WHAT YOU WILL DO:
Repeat the records word for word, excluding any picture.

RECORDS PROVIDED:
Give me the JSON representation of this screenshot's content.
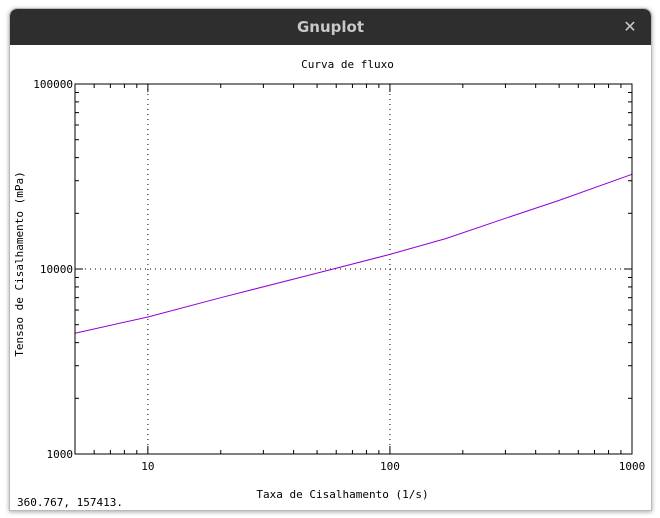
{
  "window": {
    "title": "Gnuplot",
    "close_symbol": "✕"
  },
  "status_text": "360.767,  157413.",
  "chart_data": {
    "type": "line",
    "title": "Curva de fluxo",
    "xlabel": "Taxa de Cisalhamento (1/s)",
    "ylabel": "Tensao de Cisalhamento (mPa)",
    "xscale": "log",
    "yscale": "log",
    "xlim": [
      5,
      1000
    ],
    "ylim": [
      1000,
      100000
    ],
    "x_ticks": [
      {
        "value": 10,
        "label": "10"
      },
      {
        "value": 100,
        "label": "100"
      },
      {
        "value": 1000,
        "label": "1000"
      }
    ],
    "y_ticks": [
      {
        "value": 1000,
        "label": "1000"
      },
      {
        "value": 10000,
        "label": "10000"
      },
      {
        "value": 100000,
        "label": "100000"
      }
    ],
    "grid": true,
    "series": [
      {
        "color": "#9400d3",
        "x": [
          5,
          10,
          20,
          50,
          100,
          170,
          300,
          500,
          1000
        ],
        "y": [
          4500,
          5500,
          7000,
          9500,
          12000,
          14600,
          18800,
          23500,
          32500
        ]
      }
    ]
  }
}
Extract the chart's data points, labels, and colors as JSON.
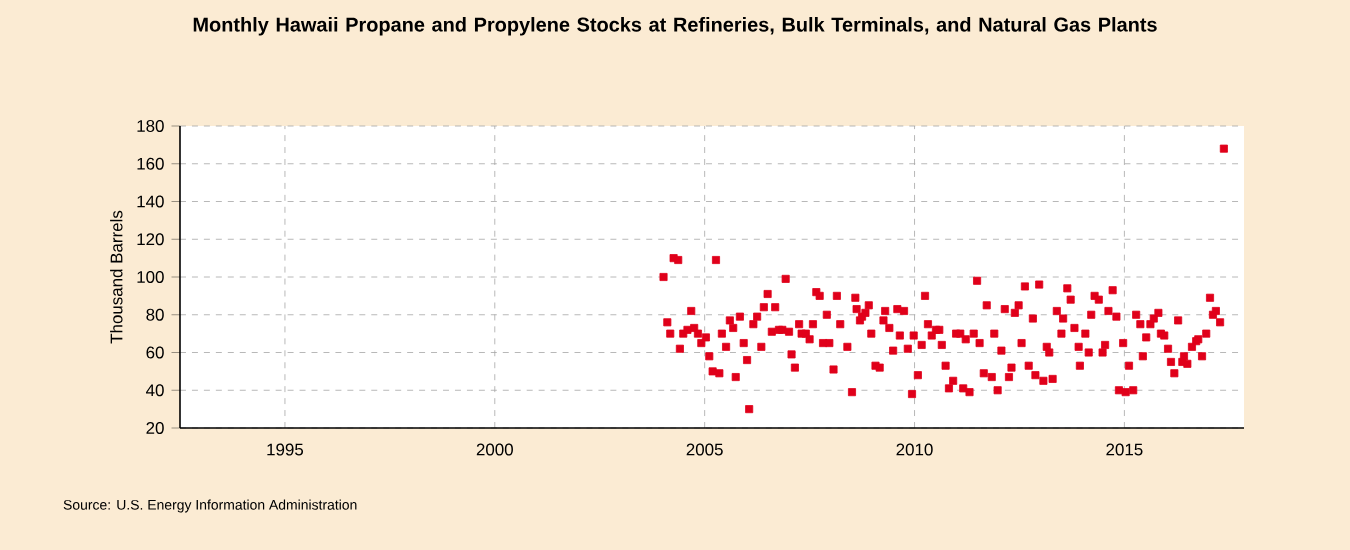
{
  "chart_data": {
    "type": "scatter",
    "title": "Monthly Hawaii Propane and Propylene Stocks at Refineries, Bulk Terminals, and Natural Gas Plants",
    "ylabel": "Thousand Barrels",
    "annotations": [
      "Source: U.S. Energy Information Administration"
    ],
    "x": [
      2004.02,
      2004.11,
      2004.18,
      2004.26,
      2004.37,
      2004.41,
      2004.49,
      2004.59,
      2004.68,
      2004.75,
      2004.84,
      2004.92,
      2005.03,
      2005.11,
      2005.19,
      2005.27,
      2005.35,
      2005.41,
      2005.51,
      2005.6,
      2005.68,
      2005.74,
      2005.84,
      2005.93,
      2006.01,
      2006.06,
      2006.16,
      2006.25,
      2006.35,
      2006.41,
      2006.5,
      2006.6,
      2006.68,
      2006.77,
      2006.85,
      2006.93,
      2007.01,
      2007.07,
      2007.15,
      2007.25,
      2007.31,
      2007.41,
      2007.5,
      2007.58,
      2007.66,
      2007.74,
      2007.82,
      2007.91,
      2007.97,
      2008.07,
      2008.15,
      2008.23,
      2008.4,
      2008.51,
      2008.59,
      2008.62,
      2008.7,
      2008.75,
      2008.83,
      2008.91,
      2008.97,
      2009.07,
      2009.17,
      2009.26,
      2009.3,
      2009.4,
      2009.49,
      2009.59,
      2009.65,
      2009.75,
      2009.84,
      2009.94,
      2009.98,
      2010.08,
      2010.17,
      2010.25,
      2010.32,
      2010.41,
      2010.51,
      2010.59,
      2010.65,
      2010.74,
      2010.82,
      2010.92,
      2010.99,
      2011.09,
      2011.16,
      2011.22,
      2011.31,
      2011.41,
      2011.49,
      2011.55,
      2011.65,
      2011.72,
      2011.84,
      2011.9,
      2011.98,
      2012.07,
      2012.15,
      2012.25,
      2012.31,
      2012.39,
      2012.48,
      2012.55,
      2012.63,
      2012.72,
      2012.82,
      2012.88,
      2012.97,
      2013.07,
      2013.15,
      2013.21,
      2013.29,
      2013.39,
      2013.5,
      2013.54,
      2013.64,
      2013.72,
      2013.81,
      2013.91,
      2013.94,
      2014.07,
      2014.15,
      2014.21,
      2014.29,
      2014.39,
      2014.48,
      2014.54,
      2014.62,
      2014.72,
      2014.81,
      2014.87,
      2014.97,
      2015.03,
      2015.11,
      2015.21,
      2015.28,
      2015.38,
      2015.44,
      2015.52,
      2015.62,
      2015.7,
      2015.81,
      2015.87,
      2015.95,
      2016.04,
      2016.11,
      2016.19,
      2016.28,
      2016.38,
      2016.42,
      2016.5,
      2016.61,
      2016.71,
      2016.76,
      2016.85,
      2016.95,
      2017.04,
      2017.11,
      2017.18,
      2017.28,
      2017.37
    ],
    "values": [
      100,
      76,
      70,
      110,
      109,
      62,
      70,
      72,
      82,
      73,
      70,
      65,
      68,
      58,
      50,
      109,
      49,
      70,
      63,
      77,
      73,
      47,
      79,
      65,
      56,
      30,
      75,
      79,
      63,
      84,
      91,
      71,
      84,
      72,
      72,
      99,
      71,
      59,
      52,
      75,
      70,
      70,
      67,
      75,
      92,
      90,
      65,
      80,
      65,
      51,
      90,
      75,
      63,
      39,
      89,
      83,
      77,
      79,
      81,
      85,
      70,
      53,
      52,
      77,
      82,
      73,
      61,
      83,
      69,
      82,
      62,
      38,
      69,
      48,
      64,
      90,
      75,
      69,
      72,
      72,
      64,
      53,
      41,
      45,
      70,
      70,
      41,
      67,
      39,
      70,
      98,
      65,
      49,
      85,
      47,
      70,
      40,
      61,
      83,
      47,
      52,
      81,
      85,
      65,
      95,
      53,
      78,
      48,
      96,
      45,
      63,
      60,
      46,
      82,
      70,
      78,
      94,
      88,
      73,
      63,
      53,
      70,
      60,
      80,
      90,
      88,
      60,
      64,
      82,
      93,
      79,
      40,
      65,
      39,
      53,
      40,
      80,
      75,
      58,
      68,
      75,
      78,
      81,
      70,
      69,
      62,
      55,
      49,
      77,
      55,
      58,
      54,
      63,
      66,
      67,
      58,
      70,
      89,
      80,
      82,
      76,
      168
    ],
    "color": "#e0001a",
    "marker": "square",
    "xlim": [
      1992.5,
      2017.85
    ],
    "ylim": [
      20,
      180
    ],
    "xticks": [
      1995,
      2000,
      2005,
      2010,
      2015
    ],
    "yticks": [
      20,
      40,
      60,
      80,
      100,
      120,
      140,
      160,
      180
    ],
    "grid": true
  }
}
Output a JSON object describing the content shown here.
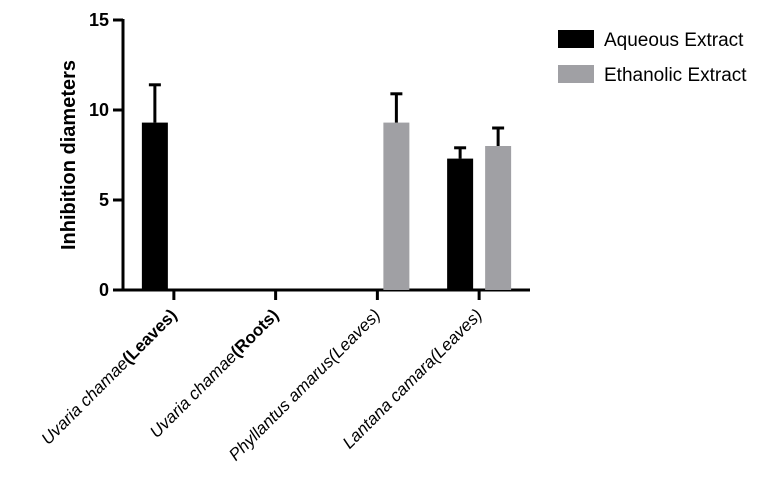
{
  "chart_data": {
    "type": "bar",
    "title": "",
    "xlabel": "",
    "ylabel": "Inhibition diameters",
    "ylim": [
      0,
      15
    ],
    "yticks": [
      0,
      5,
      10,
      15
    ],
    "categories": [
      [
        {
          "t": "Uvaria chamae",
          "s": "italic"
        },
        {
          "t": "(Leaves)",
          "s": "bold"
        }
      ],
      [
        {
          "t": "Uvaria chamae",
          "s": "italic"
        },
        {
          "t": "(Roots)",
          "s": "bold"
        }
      ],
      [
        {
          "t": "Phyllantus amarus(Leaves)",
          "s": "italic"
        }
      ],
      [
        {
          "t": "Lantana camara(Leaves)",
          "s": "italic"
        }
      ]
    ],
    "series": [
      {
        "name": "Aqueous Extract",
        "color": "#000000",
        "values": [
          9.3,
          0,
          0,
          7.3
        ],
        "errors": [
          2.1,
          0,
          0,
          0.6
        ]
      },
      {
        "name": "Ethanolic Extract",
        "color": "#a0a0a4",
        "values": [
          0,
          0,
          9.3,
          8.0
        ],
        "errors": [
          0,
          0,
          1.6,
          1.0
        ]
      }
    ],
    "legend_position": "top-right",
    "grid": false
  }
}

PROBLEM SOLUTION:
Give me the JSON representation of this screenshot's content.
{
  "window": {
    "title": "Gnuplot",
    "close_symbol": "✕"
  },
  "status_text": "360.767,  157413.",
  "chart_data": {
    "type": "line",
    "title": "Curva de fluxo",
    "xlabel": "Taxa de Cisalhamento (1/s)",
    "ylabel": "Tensao de Cisalhamento (mPa)",
    "xscale": "log",
    "yscale": "log",
    "xlim": [
      5,
      1000
    ],
    "ylim": [
      1000,
      100000
    ],
    "x_ticks": [
      {
        "value": 10,
        "label": "10"
      },
      {
        "value": 100,
        "label": "100"
      },
      {
        "value": 1000,
        "label": "1000"
      }
    ],
    "y_ticks": [
      {
        "value": 1000,
        "label": "1000"
      },
      {
        "value": 10000,
        "label": "10000"
      },
      {
        "value": 100000,
        "label": "100000"
      }
    ],
    "grid": true,
    "series": [
      {
        "color": "#9400d3",
        "x": [
          5,
          10,
          20,
          50,
          100,
          170,
          300,
          500,
          1000
        ],
        "y": [
          4500,
          5500,
          7000,
          9500,
          12000,
          14600,
          18800,
          23500,
          32500
        ]
      }
    ]
  }
}
Extract the chart's data points, labels, and colors as JSON.
{
  "chart_data": {
    "type": "scatter",
    "title": "Monthly Hawaii Propane and Propylene Stocks at Refineries, Bulk Terminals, and Natural Gas Plants",
    "ylabel": "Thousand Barrels",
    "annotations": [
      "Source: U.S. Energy Information Administration"
    ],
    "x": [
      2004.02,
      2004.11,
      2004.18,
      2004.26,
      2004.37,
      2004.41,
      2004.49,
      2004.59,
      2004.68,
      2004.75,
      2004.84,
      2004.92,
      2005.03,
      2005.11,
      2005.19,
      2005.27,
      2005.35,
      2005.41,
      2005.51,
      2005.6,
      2005.68,
      2005.74,
      2005.84,
      2005.93,
      2006.01,
      2006.06,
      2006.16,
      2006.25,
      2006.35,
      2006.41,
      2006.5,
      2006.6,
      2006.68,
      2006.77,
      2006.85,
      2006.93,
      2007.01,
      2007.07,
      2007.15,
      2007.25,
      2007.31,
      2007.41,
      2007.5,
      2007.58,
      2007.66,
      2007.74,
      2007.82,
      2007.91,
      2007.97,
      2008.07,
      2008.15,
      2008.23,
      2008.4,
      2008.51,
      2008.59,
      2008.62,
      2008.7,
      2008.75,
      2008.83,
      2008.91,
      2008.97,
      2009.07,
      2009.17,
      2009.26,
      2009.3,
      2009.4,
      2009.49,
      2009.59,
      2009.65,
      2009.75,
      2009.84,
      2009.94,
      2009.98,
      2010.08,
      2010.17,
      2010.25,
      2010.32,
      2010.41,
      2010.51,
      2010.59,
      2010.65,
      2010.74,
      2010.82,
      2010.92,
      2010.99,
      2011.09,
      2011.16,
      2011.22,
      2011.31,
      2011.41,
      2011.49,
      2011.55,
      2011.65,
      2011.72,
      2011.84,
      2011.9,
      2011.98,
      2012.07,
      2012.15,
      2012.25,
      2012.31,
      2012.39,
      2012.48,
      2012.55,
      2012.63,
      2012.72,
      2012.82,
      2012.88,
      2012.97,
      2013.07,
      2013.15,
      2013.21,
      2013.29,
      2013.39,
      2013.5,
      2013.54,
      2013.64,
      2013.72,
      2013.81,
      2013.91,
      2013.94,
      2014.07,
      2014.15,
      2014.21,
      2014.29,
      2014.39,
      2014.48,
      2014.54,
      2014.62,
      2014.72,
      2014.81,
      2014.87,
      2014.97,
      2015.03,
      2015.11,
      2015.21,
      2015.28,
      2015.38,
      2015.44,
      2015.52,
      2015.62,
      2015.7,
      2015.81,
      2015.87,
      2015.95,
      2016.04,
      2016.11,
      2016.19,
      2016.28,
      2016.38,
      2016.42,
      2016.5,
      2016.61,
      2016.71,
      2016.76,
      2016.85,
      2016.95,
      2017.04,
      2017.11,
      2017.18,
      2017.28,
      2017.37
    ],
    "values": [
      100,
      76,
      70,
      110,
      109,
      62,
      70,
      72,
      82,
      73,
      70,
      65,
      68,
      58,
      50,
      109,
      49,
      70,
      63,
      77,
      73,
      47,
      79,
      65,
      56,
      30,
      75,
      79,
      63,
      84,
      91,
      71,
      84,
      72,
      72,
      99,
      71,
      59,
      52,
      75,
      70,
      70,
      67,
      75,
      92,
      90,
      65,
      80,
      65,
      51,
      90,
      75,
      63,
      39,
      89,
      83,
      77,
      79,
      81,
      85,
      70,
      53,
      52,
      77,
      82,
      73,
      61,
      83,
      69,
      82,
      62,
      38,
      69,
      48,
      64,
      90,
      75,
      69,
      72,
      72,
      64,
      53,
      41,
      45,
      70,
      70,
      41,
      67,
      39,
      70,
      98,
      65,
      49,
      85,
      47,
      70,
      40,
      61,
      83,
      47,
      52,
      81,
      85,
      65,
      95,
      53,
      78,
      48,
      96,
      45,
      63,
      60,
      46,
      82,
      70,
      78,
      94,
      88,
      73,
      63,
      53,
      70,
      60,
      80,
      90,
      88,
      60,
      64,
      82,
      93,
      79,
      40,
      65,
      39,
      53,
      40,
      80,
      75,
      58,
      68,
      75,
      78,
      81,
      70,
      69,
      62,
      55,
      49,
      77,
      55,
      58,
      54,
      63,
      66,
      67,
      58,
      70,
      89,
      80,
      82,
      76,
      168
    ],
    "color": "#e0001a",
    "marker": "square",
    "xlim": [
      1992.5,
      2017.85
    ],
    "ylim": [
      20,
      180
    ],
    "xticks": [
      1995,
      2000,
      2005,
      2010,
      2015
    ],
    "yticks": [
      20,
      40,
      60,
      80,
      100,
      120,
      140,
      160,
      180
    ],
    "grid": true
  }
}
Output a JSON object describing the content shown here.
{
  "chart_data": {
    "type": "bar",
    "title": "",
    "xlabel": "",
    "ylabel": "Inhibition diameters",
    "ylim": [
      0,
      15
    ],
    "yticks": [
      0,
      5,
      10,
      15
    ],
    "categories": [
      [
        {
          "t": "Uvaria chamae",
          "s": "italic"
        },
        {
          "t": "(Leaves)",
          "s": "bold"
        }
      ],
      [
        {
          "t": "Uvaria chamae",
          "s": "italic"
        },
        {
          "t": "(Roots)",
          "s": "bold"
        }
      ],
      [
        {
          "t": "Phyllantus amarus(Leaves)",
          "s": "italic"
        }
      ],
      [
        {
          "t": "Lantana camara(Leaves)",
          "s": "italic"
        }
      ]
    ],
    "series": [
      {
        "name": "Aqueous Extract",
        "color": "#000000",
        "values": [
          9.3,
          0,
          0,
          7.3
        ],
        "errors": [
          2.1,
          0,
          0,
          0.6
        ]
      },
      {
        "name": "Ethanolic Extract",
        "color": "#a0a0a4",
        "values": [
          0,
          0,
          9.3,
          8.0
        ],
        "errors": [
          0,
          0,
          1.6,
          1.0
        ]
      }
    ],
    "legend_position": "top-right",
    "grid": false
  }
}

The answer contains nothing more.